Short problem - Gather all lines in the records below that include the word "type".

Dataset records -

○ ○ ○

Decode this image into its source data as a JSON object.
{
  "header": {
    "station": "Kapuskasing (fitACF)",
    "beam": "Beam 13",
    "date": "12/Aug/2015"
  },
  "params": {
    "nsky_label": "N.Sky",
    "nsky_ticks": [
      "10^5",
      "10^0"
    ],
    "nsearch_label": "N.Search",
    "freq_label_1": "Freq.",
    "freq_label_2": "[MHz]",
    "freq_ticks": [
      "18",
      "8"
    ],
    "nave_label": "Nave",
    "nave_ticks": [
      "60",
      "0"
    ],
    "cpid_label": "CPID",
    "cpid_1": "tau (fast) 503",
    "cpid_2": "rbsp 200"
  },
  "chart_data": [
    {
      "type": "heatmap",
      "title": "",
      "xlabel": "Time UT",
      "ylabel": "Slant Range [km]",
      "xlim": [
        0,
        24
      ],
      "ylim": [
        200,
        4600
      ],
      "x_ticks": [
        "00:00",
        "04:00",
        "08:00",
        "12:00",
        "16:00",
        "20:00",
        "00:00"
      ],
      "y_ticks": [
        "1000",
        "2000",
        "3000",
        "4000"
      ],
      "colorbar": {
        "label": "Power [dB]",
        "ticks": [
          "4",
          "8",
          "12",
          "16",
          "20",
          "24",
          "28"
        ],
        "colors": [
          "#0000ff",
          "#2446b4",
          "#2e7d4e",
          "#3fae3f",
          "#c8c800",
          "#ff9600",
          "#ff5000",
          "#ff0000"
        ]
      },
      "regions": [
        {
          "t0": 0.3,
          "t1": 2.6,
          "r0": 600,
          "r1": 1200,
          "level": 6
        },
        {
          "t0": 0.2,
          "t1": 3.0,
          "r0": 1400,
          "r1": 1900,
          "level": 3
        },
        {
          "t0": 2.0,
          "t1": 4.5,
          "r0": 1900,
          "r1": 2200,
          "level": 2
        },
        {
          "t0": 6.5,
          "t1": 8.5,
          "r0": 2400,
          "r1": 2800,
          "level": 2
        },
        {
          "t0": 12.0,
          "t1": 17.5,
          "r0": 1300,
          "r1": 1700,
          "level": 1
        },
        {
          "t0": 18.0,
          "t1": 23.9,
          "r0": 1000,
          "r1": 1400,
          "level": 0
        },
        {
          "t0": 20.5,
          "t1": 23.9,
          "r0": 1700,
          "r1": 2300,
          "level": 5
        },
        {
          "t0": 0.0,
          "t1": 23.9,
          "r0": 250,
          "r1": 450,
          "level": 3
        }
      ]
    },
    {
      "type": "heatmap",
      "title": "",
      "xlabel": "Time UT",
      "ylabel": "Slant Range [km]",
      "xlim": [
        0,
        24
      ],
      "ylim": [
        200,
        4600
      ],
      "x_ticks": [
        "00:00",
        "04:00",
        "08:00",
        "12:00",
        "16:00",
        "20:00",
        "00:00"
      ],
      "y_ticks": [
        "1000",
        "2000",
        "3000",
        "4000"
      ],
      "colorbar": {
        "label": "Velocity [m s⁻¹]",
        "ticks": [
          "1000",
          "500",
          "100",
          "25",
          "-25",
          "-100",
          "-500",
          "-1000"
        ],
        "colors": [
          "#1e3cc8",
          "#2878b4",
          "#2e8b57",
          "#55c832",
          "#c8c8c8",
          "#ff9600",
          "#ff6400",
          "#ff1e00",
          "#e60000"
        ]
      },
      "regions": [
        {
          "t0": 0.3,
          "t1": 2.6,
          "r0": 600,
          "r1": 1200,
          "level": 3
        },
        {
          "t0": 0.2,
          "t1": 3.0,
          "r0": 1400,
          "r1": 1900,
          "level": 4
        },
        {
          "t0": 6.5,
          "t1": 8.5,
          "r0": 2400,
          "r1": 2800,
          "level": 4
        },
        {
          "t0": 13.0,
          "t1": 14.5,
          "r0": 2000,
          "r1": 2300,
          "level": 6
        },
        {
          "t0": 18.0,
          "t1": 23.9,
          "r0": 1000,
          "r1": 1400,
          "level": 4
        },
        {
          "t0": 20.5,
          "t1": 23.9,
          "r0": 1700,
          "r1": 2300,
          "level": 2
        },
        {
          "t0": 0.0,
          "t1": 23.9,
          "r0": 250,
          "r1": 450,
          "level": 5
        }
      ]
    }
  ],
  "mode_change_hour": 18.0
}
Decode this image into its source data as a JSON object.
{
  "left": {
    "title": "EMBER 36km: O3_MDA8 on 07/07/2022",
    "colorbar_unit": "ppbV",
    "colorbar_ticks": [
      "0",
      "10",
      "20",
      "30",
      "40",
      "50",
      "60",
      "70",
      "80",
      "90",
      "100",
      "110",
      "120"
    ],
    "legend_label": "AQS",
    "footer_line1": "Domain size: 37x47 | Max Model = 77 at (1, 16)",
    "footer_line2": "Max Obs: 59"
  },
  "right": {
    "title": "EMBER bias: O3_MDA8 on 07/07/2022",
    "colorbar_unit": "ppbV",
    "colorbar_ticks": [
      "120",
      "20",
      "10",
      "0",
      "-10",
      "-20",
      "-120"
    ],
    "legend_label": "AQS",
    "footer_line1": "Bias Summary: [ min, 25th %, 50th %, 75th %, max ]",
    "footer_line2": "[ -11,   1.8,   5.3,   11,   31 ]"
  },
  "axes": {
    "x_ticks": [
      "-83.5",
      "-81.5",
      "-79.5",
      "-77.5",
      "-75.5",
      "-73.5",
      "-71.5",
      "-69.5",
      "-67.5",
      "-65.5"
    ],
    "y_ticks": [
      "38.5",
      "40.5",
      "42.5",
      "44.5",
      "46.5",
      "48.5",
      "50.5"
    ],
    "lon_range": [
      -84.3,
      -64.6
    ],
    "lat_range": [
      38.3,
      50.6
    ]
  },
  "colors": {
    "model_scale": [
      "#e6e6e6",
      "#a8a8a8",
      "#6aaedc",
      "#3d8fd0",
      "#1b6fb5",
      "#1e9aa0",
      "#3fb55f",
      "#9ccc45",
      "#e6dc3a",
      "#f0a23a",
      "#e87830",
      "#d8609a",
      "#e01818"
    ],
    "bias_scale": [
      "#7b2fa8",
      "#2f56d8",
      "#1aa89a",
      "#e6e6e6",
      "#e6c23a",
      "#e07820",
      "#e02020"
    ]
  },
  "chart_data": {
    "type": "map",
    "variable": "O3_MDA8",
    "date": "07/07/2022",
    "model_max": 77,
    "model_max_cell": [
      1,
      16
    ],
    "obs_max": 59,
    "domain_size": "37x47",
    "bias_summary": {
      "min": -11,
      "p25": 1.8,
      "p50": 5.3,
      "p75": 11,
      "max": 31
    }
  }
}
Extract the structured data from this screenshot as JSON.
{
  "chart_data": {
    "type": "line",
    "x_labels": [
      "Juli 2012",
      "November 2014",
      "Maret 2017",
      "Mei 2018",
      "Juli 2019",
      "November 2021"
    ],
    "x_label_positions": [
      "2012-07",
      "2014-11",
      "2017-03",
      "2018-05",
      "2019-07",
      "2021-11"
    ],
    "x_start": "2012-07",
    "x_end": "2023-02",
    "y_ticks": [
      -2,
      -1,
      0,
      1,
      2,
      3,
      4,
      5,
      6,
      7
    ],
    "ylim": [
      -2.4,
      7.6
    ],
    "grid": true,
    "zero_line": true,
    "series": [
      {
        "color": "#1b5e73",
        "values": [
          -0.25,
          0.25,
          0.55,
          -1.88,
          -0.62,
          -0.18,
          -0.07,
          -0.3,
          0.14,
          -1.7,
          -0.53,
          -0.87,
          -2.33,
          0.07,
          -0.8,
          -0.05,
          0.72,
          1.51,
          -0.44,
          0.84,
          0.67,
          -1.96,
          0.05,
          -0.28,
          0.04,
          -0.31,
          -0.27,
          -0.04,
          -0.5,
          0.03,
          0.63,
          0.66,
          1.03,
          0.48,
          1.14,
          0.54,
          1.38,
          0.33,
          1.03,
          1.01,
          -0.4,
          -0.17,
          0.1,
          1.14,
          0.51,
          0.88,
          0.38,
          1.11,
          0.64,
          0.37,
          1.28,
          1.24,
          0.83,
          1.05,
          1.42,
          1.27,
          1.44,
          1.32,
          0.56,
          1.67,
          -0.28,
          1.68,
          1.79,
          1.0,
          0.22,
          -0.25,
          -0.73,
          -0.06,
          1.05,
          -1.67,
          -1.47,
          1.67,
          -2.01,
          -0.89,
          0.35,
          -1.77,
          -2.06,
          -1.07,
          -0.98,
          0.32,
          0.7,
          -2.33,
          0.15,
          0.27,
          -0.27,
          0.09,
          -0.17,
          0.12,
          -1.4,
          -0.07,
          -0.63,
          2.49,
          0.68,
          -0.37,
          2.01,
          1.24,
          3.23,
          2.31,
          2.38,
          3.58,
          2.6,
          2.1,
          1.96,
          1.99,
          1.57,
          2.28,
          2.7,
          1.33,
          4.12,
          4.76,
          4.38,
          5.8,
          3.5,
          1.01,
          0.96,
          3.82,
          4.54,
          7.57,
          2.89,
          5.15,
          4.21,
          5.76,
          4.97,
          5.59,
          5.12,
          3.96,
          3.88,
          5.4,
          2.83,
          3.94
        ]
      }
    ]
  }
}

○ ○ ○

Exercise output -
      "type": "heatmap",
      "type": "heatmap",
    "type": "map",
    "type": "line",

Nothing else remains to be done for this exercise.